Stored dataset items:
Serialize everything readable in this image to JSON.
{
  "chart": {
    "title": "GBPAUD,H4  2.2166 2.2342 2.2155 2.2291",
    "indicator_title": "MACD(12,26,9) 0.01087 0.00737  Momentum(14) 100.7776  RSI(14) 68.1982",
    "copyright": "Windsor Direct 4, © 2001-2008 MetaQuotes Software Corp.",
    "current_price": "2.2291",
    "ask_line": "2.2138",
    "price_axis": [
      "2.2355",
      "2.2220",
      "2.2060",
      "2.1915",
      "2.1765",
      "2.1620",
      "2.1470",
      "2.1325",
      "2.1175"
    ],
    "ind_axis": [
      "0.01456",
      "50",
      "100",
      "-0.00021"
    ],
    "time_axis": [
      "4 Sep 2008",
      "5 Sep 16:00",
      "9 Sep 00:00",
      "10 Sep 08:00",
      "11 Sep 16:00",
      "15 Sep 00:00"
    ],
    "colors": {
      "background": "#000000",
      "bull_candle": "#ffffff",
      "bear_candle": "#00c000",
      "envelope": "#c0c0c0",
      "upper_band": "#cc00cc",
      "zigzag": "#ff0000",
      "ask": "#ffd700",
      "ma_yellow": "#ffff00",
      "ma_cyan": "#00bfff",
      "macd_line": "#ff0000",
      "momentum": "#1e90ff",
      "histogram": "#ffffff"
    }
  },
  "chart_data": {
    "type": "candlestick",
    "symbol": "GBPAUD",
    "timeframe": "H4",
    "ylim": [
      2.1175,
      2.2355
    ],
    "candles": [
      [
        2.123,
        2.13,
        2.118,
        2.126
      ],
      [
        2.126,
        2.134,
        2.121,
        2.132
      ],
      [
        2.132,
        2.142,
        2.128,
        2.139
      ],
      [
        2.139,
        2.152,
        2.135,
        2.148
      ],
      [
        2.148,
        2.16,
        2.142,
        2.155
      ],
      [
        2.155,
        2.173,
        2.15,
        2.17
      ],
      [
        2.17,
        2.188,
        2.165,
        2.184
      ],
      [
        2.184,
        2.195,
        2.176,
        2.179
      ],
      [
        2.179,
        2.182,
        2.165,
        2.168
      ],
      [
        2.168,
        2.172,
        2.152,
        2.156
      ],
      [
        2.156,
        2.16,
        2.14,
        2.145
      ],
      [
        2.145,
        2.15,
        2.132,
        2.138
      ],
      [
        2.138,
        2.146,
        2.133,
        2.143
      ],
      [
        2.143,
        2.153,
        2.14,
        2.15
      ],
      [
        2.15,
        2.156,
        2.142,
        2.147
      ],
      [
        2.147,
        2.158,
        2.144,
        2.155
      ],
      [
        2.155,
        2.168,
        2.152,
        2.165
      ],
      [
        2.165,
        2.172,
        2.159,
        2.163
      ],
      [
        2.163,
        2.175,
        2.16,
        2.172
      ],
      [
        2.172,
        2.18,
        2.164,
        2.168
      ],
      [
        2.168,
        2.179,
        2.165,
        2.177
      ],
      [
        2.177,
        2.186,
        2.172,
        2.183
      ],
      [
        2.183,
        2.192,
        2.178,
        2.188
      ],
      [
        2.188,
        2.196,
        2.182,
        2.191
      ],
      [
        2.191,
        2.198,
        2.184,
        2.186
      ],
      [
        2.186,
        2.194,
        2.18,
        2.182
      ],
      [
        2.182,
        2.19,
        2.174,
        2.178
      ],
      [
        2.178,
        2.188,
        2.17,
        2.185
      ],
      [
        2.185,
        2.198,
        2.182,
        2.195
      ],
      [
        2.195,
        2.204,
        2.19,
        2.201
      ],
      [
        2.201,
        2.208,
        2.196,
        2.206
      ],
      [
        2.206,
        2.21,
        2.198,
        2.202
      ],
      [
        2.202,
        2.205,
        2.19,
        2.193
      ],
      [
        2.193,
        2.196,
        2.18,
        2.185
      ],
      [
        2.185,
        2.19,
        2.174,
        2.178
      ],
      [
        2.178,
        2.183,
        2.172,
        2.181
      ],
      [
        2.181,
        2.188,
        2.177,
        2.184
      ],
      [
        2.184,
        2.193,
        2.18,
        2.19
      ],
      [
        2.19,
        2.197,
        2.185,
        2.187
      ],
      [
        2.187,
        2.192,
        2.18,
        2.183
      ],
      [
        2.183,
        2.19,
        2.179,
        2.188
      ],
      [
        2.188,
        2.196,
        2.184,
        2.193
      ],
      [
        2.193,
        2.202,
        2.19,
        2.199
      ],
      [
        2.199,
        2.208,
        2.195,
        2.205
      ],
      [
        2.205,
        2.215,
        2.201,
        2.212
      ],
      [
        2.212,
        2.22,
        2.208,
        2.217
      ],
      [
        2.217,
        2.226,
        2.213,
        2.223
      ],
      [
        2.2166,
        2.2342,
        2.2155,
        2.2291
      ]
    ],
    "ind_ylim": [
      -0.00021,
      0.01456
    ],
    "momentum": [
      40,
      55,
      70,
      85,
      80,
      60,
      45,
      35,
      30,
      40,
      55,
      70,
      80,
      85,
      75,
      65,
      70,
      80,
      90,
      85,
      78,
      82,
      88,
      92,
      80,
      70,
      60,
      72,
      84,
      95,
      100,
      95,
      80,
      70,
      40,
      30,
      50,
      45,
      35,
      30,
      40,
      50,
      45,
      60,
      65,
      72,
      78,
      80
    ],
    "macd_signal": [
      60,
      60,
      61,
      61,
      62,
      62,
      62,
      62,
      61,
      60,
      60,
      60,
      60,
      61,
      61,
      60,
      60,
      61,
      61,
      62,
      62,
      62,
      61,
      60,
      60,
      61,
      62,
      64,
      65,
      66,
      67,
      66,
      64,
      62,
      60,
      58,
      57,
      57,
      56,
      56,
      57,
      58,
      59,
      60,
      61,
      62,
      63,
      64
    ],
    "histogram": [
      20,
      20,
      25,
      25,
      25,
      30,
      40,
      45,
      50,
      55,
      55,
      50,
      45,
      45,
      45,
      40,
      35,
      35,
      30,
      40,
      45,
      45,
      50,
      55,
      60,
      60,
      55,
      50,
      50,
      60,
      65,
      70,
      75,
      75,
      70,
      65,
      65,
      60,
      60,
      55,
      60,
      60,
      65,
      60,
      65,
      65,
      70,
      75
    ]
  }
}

Instructions for the task: Repeat the data verbatim.

Exercise solution:
Serialize everything readable in this image to JSON.
{
  "chart": {
    "title": "GBPAUD,H4  2.2166 2.2342 2.2155 2.2291",
    "indicator_title": "MACD(12,26,9) 0.01087 0.00737  Momentum(14) 100.7776  RSI(14) 68.1982",
    "copyright": "Windsor Direct 4, © 2001-2008 MetaQuotes Software Corp.",
    "current_price": "2.2291",
    "ask_line": "2.2138",
    "price_axis": [
      "2.2355",
      "2.2220",
      "2.2060",
      "2.1915",
      "2.1765",
      "2.1620",
      "2.1470",
      "2.1325",
      "2.1175"
    ],
    "ind_axis": [
      "0.01456",
      "50",
      "100",
      "-0.00021"
    ],
    "time_axis": [
      "4 Sep 2008",
      "5 Sep 16:00",
      "9 Sep 00:00",
      "10 Sep 08:00",
      "11 Sep 16:00",
      "15 Sep 00:00"
    ],
    "colors": {
      "background": "#000000",
      "bull_candle": "#ffffff",
      "bear_candle": "#00c000",
      "envelope": "#c0c0c0",
      "upper_band": "#cc00cc",
      "zigzag": "#ff0000",
      "ask": "#ffd700",
      "ma_yellow": "#ffff00",
      "ma_cyan": "#00bfff",
      "macd_line": "#ff0000",
      "momentum": "#1e90ff",
      "histogram": "#ffffff"
    }
  },
  "chart_data": {
    "type": "candlestick",
    "symbol": "GBPAUD",
    "timeframe": "H4",
    "ylim": [
      2.1175,
      2.2355
    ],
    "candles": [
      [
        2.123,
        2.13,
        2.118,
        2.126
      ],
      [
        2.126,
        2.134,
        2.121,
        2.132
      ],
      [
        2.132,
        2.142,
        2.128,
        2.139
      ],
      [
        2.139,
        2.152,
        2.135,
        2.148
      ],
      [
        2.148,
        2.16,
        2.142,
        2.155
      ],
      [
        2.155,
        2.173,
        2.15,
        2.17
      ],
      [
        2.17,
        2.188,
        2.165,
        2.184
      ],
      [
        2.184,
        2.195,
        2.176,
        2.179
      ],
      [
        2.179,
        2.182,
        2.165,
        2.168
      ],
      [
        2.168,
        2.172,
        2.152,
        2.156
      ],
      [
        2.156,
        2.16,
        2.14,
        2.145
      ],
      [
        2.145,
        2.15,
        2.132,
        2.138
      ],
      [
        2.138,
        2.146,
        2.133,
        2.143
      ],
      [
        2.143,
        2.153,
        2.14,
        2.15
      ],
      [
        2.15,
        2.156,
        2.142,
        2.147
      ],
      [
        2.147,
        2.158,
        2.144,
        2.155
      ],
      [
        2.155,
        2.168,
        2.152,
        2.165
      ],
      [
        2.165,
        2.172,
        2.159,
        2.163
      ],
      [
        2.163,
        2.175,
        2.16,
        2.172
      ],
      [
        2.172,
        2.18,
        2.164,
        2.168
      ],
      [
        2.168,
        2.179,
        2.165,
        2.177
      ],
      [
        2.177,
        2.186,
        2.172,
        2.183
      ],
      [
        2.183,
        2.192,
        2.178,
        2.188
      ],
      [
        2.188,
        2.196,
        2.182,
        2.191
      ],
      [
        2.191,
        2.198,
        2.184,
        2.186
      ],
      [
        2.186,
        2.194,
        2.18,
        2.182
      ],
      [
        2.182,
        2.19,
        2.174,
        2.178
      ],
      [
        2.178,
        2.188,
        2.17,
        2.185
      ],
      [
        2.185,
        2.198,
        2.182,
        2.195
      ],
      [
        2.195,
        2.204,
        2.19,
        2.201
      ],
      [
        2.201,
        2.208,
        2.196,
        2.206
      ],
      [
        2.206,
        2.21,
        2.198,
        2.202
      ],
      [
        2.202,
        2.205,
        2.19,
        2.193
      ],
      [
        2.193,
        2.196,
        2.18,
        2.185
      ],
      [
        2.185,
        2.19,
        2.174,
        2.178
      ],
      [
        2.178,
        2.183,
        2.172,
        2.181
      ],
      [
        2.181,
        2.188,
        2.177,
        2.184
      ],
      [
        2.184,
        2.193,
        2.18,
        2.19
      ],
      [
        2.19,
        2.197,
        2.185,
        2.187
      ],
      [
        2.187,
        2.192,
        2.18,
        2.183
      ],
      [
        2.183,
        2.19,
        2.179,
        2.188
      ],
      [
        2.188,
        2.196,
        2.184,
        2.193
      ],
      [
        2.193,
        2.202,
        2.19,
        2.199
      ],
      [
        2.199,
        2.208,
        2.195,
        2.205
      ],
      [
        2.205,
        2.215,
        2.201,
        2.212
      ],
      [
        2.212,
        2.22,
        2.208,
        2.217
      ],
      [
        2.217,
        2.226,
        2.213,
        2.223
      ],
      [
        2.2166,
        2.2342,
        2.2155,
        2.2291
      ]
    ],
    "ind_ylim": [
      -0.00021,
      0.01456
    ],
    "momentum": [
      40,
      55,
      70,
      85,
      80,
      60,
      45,
      35,
      30,
      40,
      55,
      70,
      80,
      85,
      75,
      65,
      70,
      80,
      90,
      85,
      78,
      82,
      88,
      92,
      80,
      70,
      60,
      72,
      84,
      95,
      100,
      95,
      80,
      70,
      40,
      30,
      50,
      45,
      35,
      30,
      40,
      50,
      45,
      60,
      65,
      72,
      78,
      80
    ],
    "macd_signal": [
      60,
      60,
      61,
      61,
      62,
      62,
      62,
      62,
      61,
      60,
      60,
      60,
      60,
      61,
      61,
      60,
      60,
      61,
      61,
      62,
      62,
      62,
      61,
      60,
      60,
      61,
      62,
      64,
      65,
      66,
      67,
      66,
      64,
      62,
      60,
      58,
      57,
      57,
      56,
      56,
      57,
      58,
      59,
      60,
      61,
      62,
      63,
      64
    ],
    "histogram": [
      20,
      20,
      25,
      25,
      25,
      30,
      40,
      45,
      50,
      55,
      55,
      50,
      45,
      45,
      45,
      40,
      35,
      35,
      30,
      40,
      45,
      45,
      50,
      55,
      60,
      60,
      55,
      50,
      50,
      60,
      65,
      70,
      75,
      75,
      70,
      65,
      65,
      60,
      60,
      55,
      60,
      60,
      65,
      60,
      65,
      65,
      70,
      75
    ]
  }
}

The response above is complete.